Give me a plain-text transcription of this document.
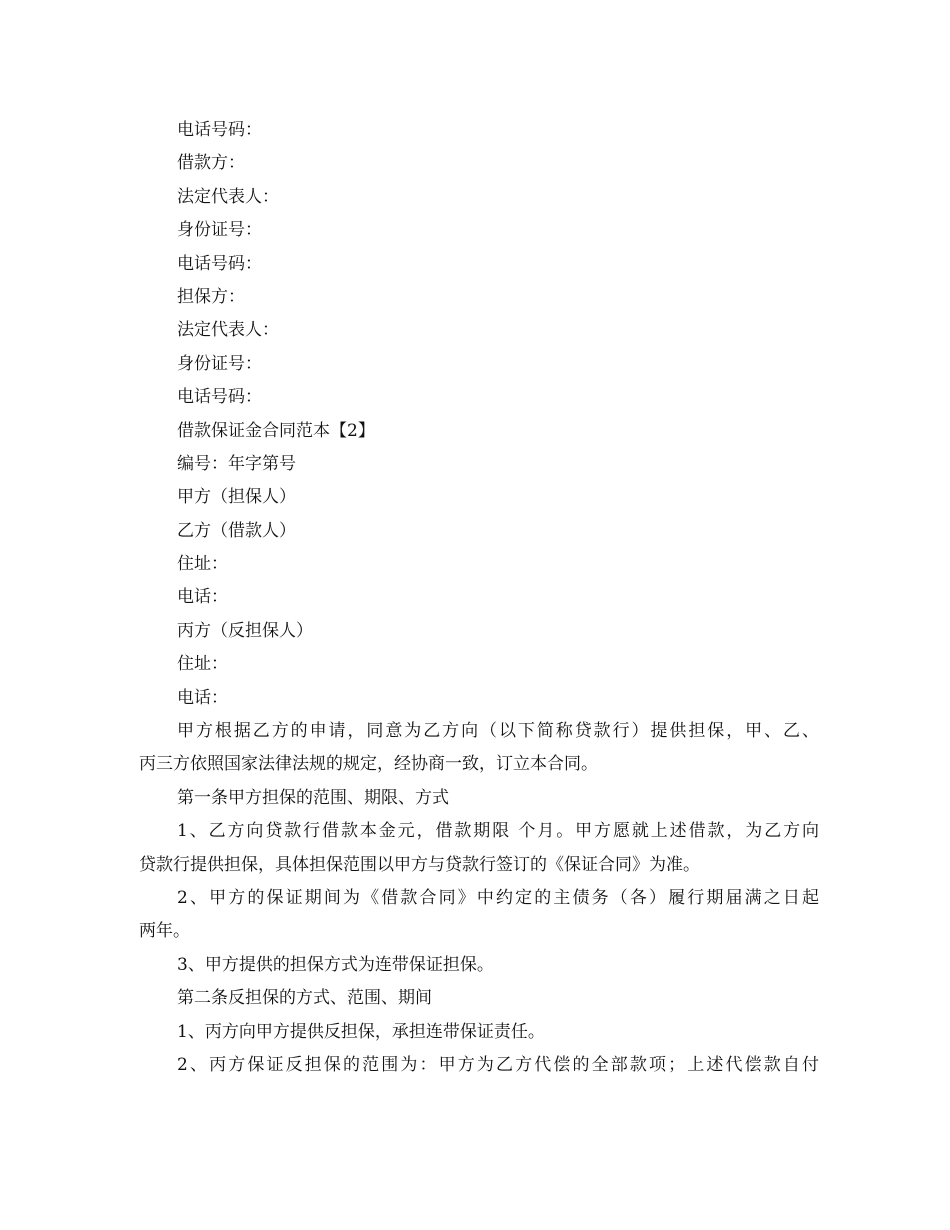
电话号码：
借款方：
法定代表人：
身份证号：
电话号码：
担保方：
法定代表人：
身份证号：
电话号码：
借款保证金合同范本【2】
编号：年字第号
甲方（担保人）
乙方（借款人）
住址：
电话：
丙方（反担保人）
住址：
电话：
甲方根据乙方的申请，同意为乙方向（以下简称贷款行）提供担保，甲、乙、
丙三方依照国家法律法规的规定，经协商一致，订立本合同。
第一条甲方担保的范围、期限、方式
1、乙方向贷款行借款本金元，借款期限 个月。甲方愿就上述借款，为乙方向
贷款行提供担保，具体担保范围以甲方与贷款行签订的《保证合同》为准。
2、甲方的保证期间为《借款合同》中约定的主债务（各）履行期届满之日起
两年。
3、甲方提供的担保方式为连带保证担保。
第二条反担保的方式、范围、期间
1、丙方向甲方提供反担保，承担连带保证责任。
2、丙方保证反担保的范围为：甲方为乙方代偿的全部款项；上述代偿款自付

------------

Repeat the material above in full and exactly, omitting the pictures.

### EXERCISE ANSWER
Give me a plain-text transcription of this document.
电话号码：
借款方：
法定代表人：
身份证号：
电话号码：
担保方：
法定代表人：
身份证号：
电话号码：
借款保证金合同范本【2】
编号：年字第号
甲方（担保人）
乙方（借款人）
住址：
电话：
丙方（反担保人）
住址：
电话：
甲方根据乙方的申请，同意为乙方向（以下简称贷款行）提供担保，甲、乙、
丙三方依照国家法律法规的规定，经协商一致，订立本合同。
第一条甲方担保的范围、期限、方式
1、乙方向贷款行借款本金元，借款期限 个月。甲方愿就上述借款，为乙方向
贷款行提供担保，具体担保范围以甲方与贷款行签订的《保证合同》为准。
2、甲方的保证期间为《借款合同》中约定的主债务（各）履行期届满之日起
两年。
3、甲方提供的担保方式为连带保证担保。
第二条反担保的方式、范围、期间
1、丙方向甲方提供反担保，承担连带保证责任。
2、丙方保证反担保的范围为：甲方为乙方代偿的全部款项；上述代偿款自付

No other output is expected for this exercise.